*TO BE DONE:*
Output every line of the rows below verbatim, leaving out the pictures.

[Some rows]
-- -- --
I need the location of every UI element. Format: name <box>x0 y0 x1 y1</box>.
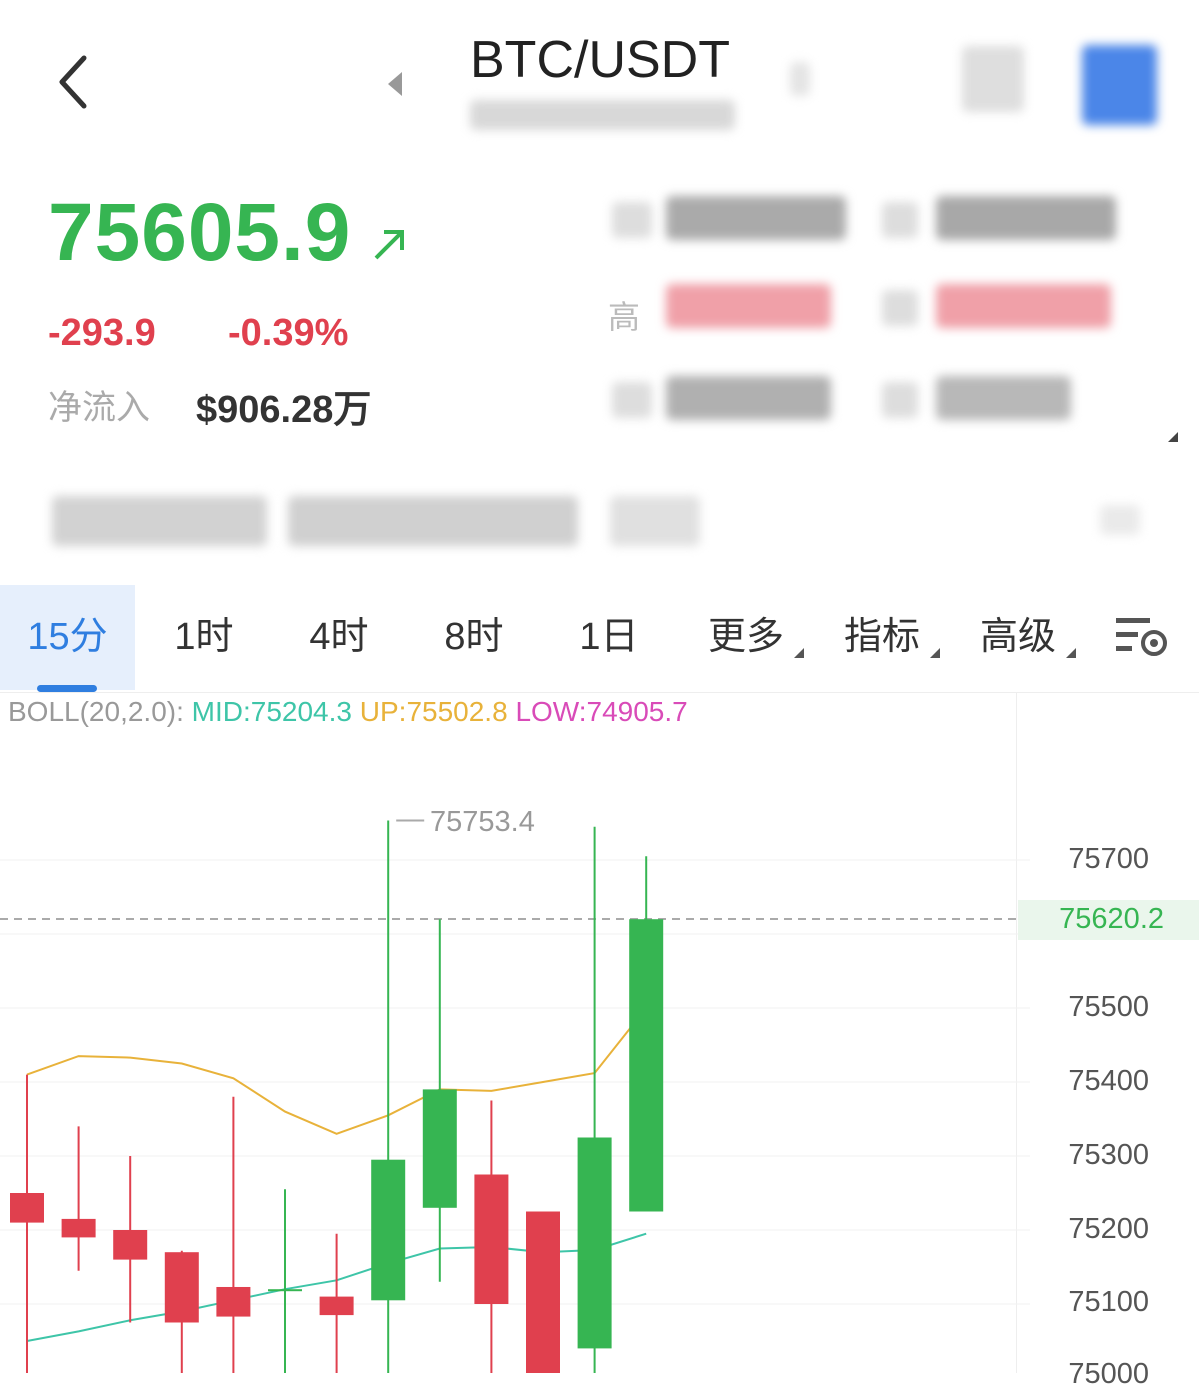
stat-value-blurred <box>936 284 1111 328</box>
candle-down <box>319 1296 354 1316</box>
dropdown-corner-icon <box>930 648 940 658</box>
y-tick-label: 75500 <box>1068 991 1149 1023</box>
stat-value-blurred <box>666 196 846 240</box>
last-price: 75605.9 <box>48 187 352 278</box>
candlestick-chart[interactable] <box>0 740 1199 1373</box>
avatar[interactable] <box>1082 45 1157 125</box>
stat-label-blurred <box>882 382 918 418</box>
tab-4h[interactable]: 4时 <box>275 585 403 690</box>
dropdown-corner-icon <box>794 648 804 658</box>
y-tick-label: 75300 <box>1068 1139 1149 1171</box>
trend-up-arrow-icon <box>372 226 408 267</box>
stat-value-blurred <box>936 376 1071 420</box>
price-change: -293.9 <box>48 312 156 354</box>
tag-blurred[interactable] <box>52 496 267 546</box>
netflow-value: $906.28万 <box>196 389 372 431</box>
back-button[interactable] <box>50 50 100 114</box>
y-tick-label: 75400 <box>1068 1065 1149 1097</box>
price-change-percent: -0.39% <box>228 312 349 354</box>
tag-blurred[interactable] <box>610 496 700 546</box>
tab-1d[interactable]: 1日 <box>545 585 673 690</box>
netflow-label: 净流入 <box>48 389 150 427</box>
tab-indicators[interactable]: 指标 <box>826 585 938 690</box>
page-title: BTC/USDT <box>470 31 730 89</box>
tab-label: 高级 <box>979 616 1056 658</box>
stat-label-blurred <box>882 290 918 326</box>
high-marker-label: 75753.4 <box>430 806 535 838</box>
candle-up <box>371 1159 406 1301</box>
stat-value-blurred <box>936 196 1116 240</box>
prev-pair-icon[interactable] <box>386 70 404 103</box>
tab-label: 15分 <box>27 616 108 658</box>
candle-down <box>526 1211 560 1373</box>
y-tick-label: 75100 <box>1068 1286 1149 1318</box>
expand-icon[interactable] <box>1168 432 1178 442</box>
y-tick-label: 75200 <box>1068 1213 1149 1245</box>
candle-down <box>61 1218 96 1238</box>
tab-label: 8时 <box>444 616 504 658</box>
favorite-icon[interactable] <box>962 46 1024 112</box>
high-label: 高 <box>608 299 641 335</box>
candle-down <box>113 1230 148 1260</box>
boll-name: BOLL(20,2.0): <box>8 696 184 727</box>
tag-row-icon-blurred[interactable] <box>1100 505 1140 535</box>
header-blurred-icon[interactable] <box>790 62 810 96</box>
stat-label-blurred <box>882 202 918 238</box>
stat-label-blurred <box>612 202 652 238</box>
current-price-label: 75620.2 <box>1059 903 1164 935</box>
boll-legend: BOLL(20,2.0): MID:75204.3 UP:75502.8 LOW… <box>8 696 688 728</box>
boll-mid: MID:75204.3 <box>191 696 352 727</box>
candle-up <box>577 1137 612 1349</box>
chart-settings-button[interactable] <box>1112 612 1172 667</box>
tab-8h[interactable]: 8时 <box>410 585 538 690</box>
chevron-left-icon <box>59 55 87 109</box>
tab-1h[interactable]: 1时 <box>140 585 268 690</box>
candle-down <box>164 1252 199 1323</box>
boll-upper-line <box>26 1007 647 1135</box>
chart-settings-icon <box>1116 618 1167 656</box>
y-tick-label: 75700 <box>1068 843 1149 875</box>
candle-up <box>268 1289 302 1292</box>
y-tick-label: 75000 <box>1068 1358 1149 1390</box>
tab-label: 更多 <box>707 616 784 658</box>
subtitle-blurred <box>470 100 735 130</box>
stat-label-blurred <box>612 382 652 418</box>
tab-15m[interactable]: 15分 <box>0 585 135 690</box>
tab-label: 1日 <box>579 616 639 658</box>
candle-up <box>422 1089 457 1208</box>
boll-low: LOW:74905.7 <box>515 696 688 727</box>
dropdown-corner-icon <box>1066 648 1076 658</box>
high-value-blurred <box>666 284 831 328</box>
candle-down <box>216 1286 251 1317</box>
candle-up <box>629 919 664 1212</box>
candle-down <box>474 1174 509 1304</box>
candle-down <box>10 1193 44 1223</box>
stat-value-blurred <box>666 376 831 420</box>
tab-label: 指标 <box>843 616 920 658</box>
tab-label: 4时 <box>309 616 369 658</box>
tag-blurred[interactable] <box>288 496 578 546</box>
boll-up: UP:75502.8 <box>359 696 508 727</box>
tab-active-indicator <box>37 685 97 692</box>
tab-more[interactable]: 更多 <box>690 585 802 690</box>
tab-advanced[interactable]: 高级 <box>962 585 1074 690</box>
tab-label: 1时 <box>174 616 234 658</box>
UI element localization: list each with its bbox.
-- -- --
*RESULT OF THE EXERCISE:*
I need the location of every UI element. Format: name <box>x0 y0 x1 y1</box>.
stat-value-blurred <box>936 284 1111 328</box>
candle-down <box>319 1296 354 1316</box>
dropdown-corner-icon <box>930 648 940 658</box>
y-tick-label: 75500 <box>1068 991 1149 1023</box>
stat-value-blurred <box>666 196 846 240</box>
last-price: 75605.9 <box>48 187 352 278</box>
candlestick-chart[interactable] <box>0 740 1199 1373</box>
avatar[interactable] <box>1082 45 1157 125</box>
stat-label-blurred <box>882 382 918 418</box>
tab-4h[interactable]: 4时 <box>275 585 403 690</box>
dropdown-corner-icon <box>794 648 804 658</box>
y-tick-label: 75300 <box>1068 1139 1149 1171</box>
trend-up-arrow-icon <box>372 226 408 267</box>
stat-value-blurred <box>936 376 1071 420</box>
price-change: -293.9 <box>48 312 156 354</box>
tag-blurred[interactable] <box>52 496 267 546</box>
netflow-value: $906.28万 <box>196 389 372 431</box>
back-button[interactable] <box>50 50 100 114</box>
y-tick-label: 75400 <box>1068 1065 1149 1097</box>
price-change-percent: -0.39% <box>228 312 349 354</box>
tag-blurred[interactable] <box>610 496 700 546</box>
tab-1d[interactable]: 1日 <box>545 585 673 690</box>
netflow-label: 净流入 <box>48 389 150 427</box>
tab-indicators[interactable]: 指标 <box>826 585 938 690</box>
page-title: BTC/USDT <box>470 31 730 89</box>
tab-label: 高级 <box>979 616 1056 658</box>
stat-label-blurred <box>882 290 918 326</box>
high-marker-label: 75753.4 <box>430 806 535 838</box>
candle-up <box>371 1159 406 1301</box>
stat-value-blurred <box>936 196 1116 240</box>
prev-pair-icon[interactable] <box>386 70 404 103</box>
tab-label: 15分 <box>27 616 108 658</box>
candle-down <box>526 1211 560 1373</box>
y-tick-label: 75100 <box>1068 1286 1149 1318</box>
expand-icon[interactable] <box>1168 432 1178 442</box>
y-tick-label: 75200 <box>1068 1213 1149 1245</box>
candle-down <box>61 1218 96 1238</box>
tab-label: 8时 <box>444 616 504 658</box>
favorite-icon[interactable] <box>962 46 1024 112</box>
high-label: 高 <box>608 299 641 335</box>
candle-down <box>113 1230 148 1260</box>
boll-name: BOLL(20,2.0): <box>8 696 184 727</box>
tag-row-icon-blurred[interactable] <box>1100 505 1140 535</box>
header-blurred-icon[interactable] <box>790 62 810 96</box>
stat-label-blurred <box>882 202 918 238</box>
stat-label-blurred <box>612 202 652 238</box>
current-price-label: 75620.2 <box>1059 903 1164 935</box>
boll-legend: BOLL(20,2.0): MID:75204.3 UP:75502.8 LOW… <box>8 696 688 728</box>
boll-mid: MID:75204.3 <box>191 696 352 727</box>
candle-up <box>577 1137 612 1349</box>
chart-settings-button[interactable] <box>1112 612 1172 667</box>
tab-8h[interactable]: 8时 <box>410 585 538 690</box>
chevron-left-icon <box>59 55 87 109</box>
tab-1h[interactable]: 1时 <box>140 585 268 690</box>
candle-down <box>164 1252 199 1323</box>
boll-upper-line <box>26 1007 647 1135</box>
chart-settings-icon <box>1116 618 1167 656</box>
y-tick-label: 75700 <box>1068 843 1149 875</box>
candle-up <box>268 1289 302 1292</box>
y-tick-label: 75000 <box>1068 1358 1149 1390</box>
tab-label: 更多 <box>707 616 784 658</box>
subtitle-blurred <box>470 100 735 130</box>
stat-label-blurred <box>612 382 652 418</box>
tab-15m[interactable]: 15分 <box>0 585 135 690</box>
tab-label: 1日 <box>579 616 639 658</box>
candle-up <box>422 1089 457 1208</box>
boll-low: LOW:74905.7 <box>515 696 688 727</box>
dropdown-corner-icon <box>1066 648 1076 658</box>
high-value-blurred <box>666 284 831 328</box>
candle-down <box>216 1286 251 1317</box>
candle-up <box>629 919 664 1212</box>
candle-down <box>474 1174 509 1304</box>
candle-down <box>10 1193 44 1223</box>
stat-value-blurred <box>666 376 831 420</box>
tab-label: 指标 <box>843 616 920 658</box>
tab-label: 4时 <box>309 616 369 658</box>
tag-blurred[interactable] <box>288 496 578 546</box>
boll-up: UP:75502.8 <box>359 696 508 727</box>
tab-active-indicator <box>37 685 97 692</box>
tab-more[interactable]: 更多 <box>690 585 802 690</box>
tab-advanced[interactable]: 高级 <box>962 585 1074 690</box>
tab-label: 1时 <box>174 616 234 658</box>
UI element localization: list each with its bbox.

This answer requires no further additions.